■ やること
a - 本文によると、フィンランドにいる日本人はだいたい何人ですか。
b - 本文の内容を2文でまとめてください。
c - 本文のうち、「フィンランドにいる日本人は約」から「くていい休みが結構あります。」までを、最後の部分も含めて一字も変えずに書き写してください。

「僕を案内してくれたコーディーネーターがたまたまヘルシンキで美容院を開くのが夢で、僕がそこにうまくハマった感じですね。一緒に開業して、今は雇用されている立場。就労ビザで働いていますが永住権は来年、取得できる予定です」。
フィンランドにいる日本人は約2000人。日本では出会うことのないクラシックのミュージシャンなどがカットに訪れることも。「日本の一流と呼ばれる層が移住してきている印象ですね」と梅沢さん。
「自分を大切にする」国民性に最初は戸惑い
ヘルシンキに移住後、「ワーク・ライフ・バランス」はどう変化したのだろう。「今は週休2日で、8時間勤務です。それは法律で徹底されています。それ以上働くと、家族を大切にしてないとか、自分の人生をないがしろにしてるっていう空気になっちゃうんですよ(笑)。なので、以前よりも自分の時間が増えましたね」。
休みの日は散歩をして過ごすことが多いという。
「日本だと休みの日も銀行へ行ったり、なんだかんだ予定が入ってましたが、こっちだと何もしなくていい休みが結構あります。

■ 使えるデータ
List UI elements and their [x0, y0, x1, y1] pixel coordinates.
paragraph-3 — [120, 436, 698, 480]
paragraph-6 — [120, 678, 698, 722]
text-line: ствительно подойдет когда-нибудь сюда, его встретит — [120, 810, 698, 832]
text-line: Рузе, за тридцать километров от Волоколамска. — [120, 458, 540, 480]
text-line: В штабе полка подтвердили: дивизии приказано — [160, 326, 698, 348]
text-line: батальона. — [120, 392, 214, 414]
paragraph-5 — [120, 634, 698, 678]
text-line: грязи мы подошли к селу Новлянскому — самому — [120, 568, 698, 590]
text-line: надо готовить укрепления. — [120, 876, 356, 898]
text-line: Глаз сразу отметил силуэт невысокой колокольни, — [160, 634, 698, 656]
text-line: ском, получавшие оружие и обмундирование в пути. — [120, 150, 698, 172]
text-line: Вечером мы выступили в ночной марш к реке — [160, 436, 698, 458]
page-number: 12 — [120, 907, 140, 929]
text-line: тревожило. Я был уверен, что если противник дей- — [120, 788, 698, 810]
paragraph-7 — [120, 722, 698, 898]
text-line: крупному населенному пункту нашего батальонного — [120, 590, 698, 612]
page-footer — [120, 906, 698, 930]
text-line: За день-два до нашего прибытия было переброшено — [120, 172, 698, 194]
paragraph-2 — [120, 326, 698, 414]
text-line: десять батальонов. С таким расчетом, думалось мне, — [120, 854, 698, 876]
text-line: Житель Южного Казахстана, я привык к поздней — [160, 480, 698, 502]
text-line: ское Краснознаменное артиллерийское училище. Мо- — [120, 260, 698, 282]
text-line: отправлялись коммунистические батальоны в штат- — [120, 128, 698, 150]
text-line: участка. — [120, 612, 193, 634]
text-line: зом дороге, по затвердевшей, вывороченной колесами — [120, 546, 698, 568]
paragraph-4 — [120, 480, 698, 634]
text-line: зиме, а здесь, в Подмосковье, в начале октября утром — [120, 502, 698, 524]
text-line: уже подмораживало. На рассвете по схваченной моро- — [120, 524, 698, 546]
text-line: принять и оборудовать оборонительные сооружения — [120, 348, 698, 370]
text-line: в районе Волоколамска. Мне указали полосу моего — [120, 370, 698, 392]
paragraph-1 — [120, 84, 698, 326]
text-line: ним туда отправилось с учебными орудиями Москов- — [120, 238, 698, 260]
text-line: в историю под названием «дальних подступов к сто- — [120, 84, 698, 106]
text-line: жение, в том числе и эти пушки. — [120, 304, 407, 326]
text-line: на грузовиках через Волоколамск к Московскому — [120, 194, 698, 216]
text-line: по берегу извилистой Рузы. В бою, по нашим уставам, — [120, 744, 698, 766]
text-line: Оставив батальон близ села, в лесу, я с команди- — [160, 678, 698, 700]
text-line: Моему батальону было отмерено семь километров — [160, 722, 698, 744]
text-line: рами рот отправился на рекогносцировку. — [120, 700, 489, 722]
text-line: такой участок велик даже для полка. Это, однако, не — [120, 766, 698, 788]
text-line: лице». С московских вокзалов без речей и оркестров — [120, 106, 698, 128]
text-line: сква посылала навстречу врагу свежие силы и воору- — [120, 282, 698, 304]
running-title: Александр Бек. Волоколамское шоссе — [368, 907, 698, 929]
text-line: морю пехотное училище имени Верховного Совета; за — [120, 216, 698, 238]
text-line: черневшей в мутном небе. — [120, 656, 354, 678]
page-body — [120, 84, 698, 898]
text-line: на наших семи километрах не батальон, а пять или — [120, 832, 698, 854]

■ 答え
a - 約2000人です。

b - 梅沢さんは、案内してくれたコーディネーターと一緒にヘルシンキで美容院を開き、今は雇われる立場として就労ビザで働いています。移住してからは法律で週休2日・8時間勤務が徹底されているため自分の時間が増え、休みの日は散歩をして過ごすことが多いそうです。

c -
フィンランドにいる日本人は約2000人。日本では出会うことのないクラシックのミュージシャンなどがカットに訪れることも。「日本の一流と呼ばれる層が移住してきている印象ですね」と梅沢さん。
「自分を大切にする」国民性に最初は戸惑い
ヘルシンキに移住後、「ワーク・ライフ・バランス」はどう変化したのだろう。「今は週休2日で、8時間勤務です。それは法律で徹底されています。それ以上働くと、家族を大切にしてないとか、自分の人生をないがしろにしてるっていう空気になっちゃうんですよ(笑)。なので、以前よりも自分の時間が増えましたね」。
休みの日は散歩をして過ごすことが多いという。
「日本だと休みの日も銀行へ行ったり、なんだかんだ予定が入ってましたが、こっちだと何もしなくていい休みが結構あります。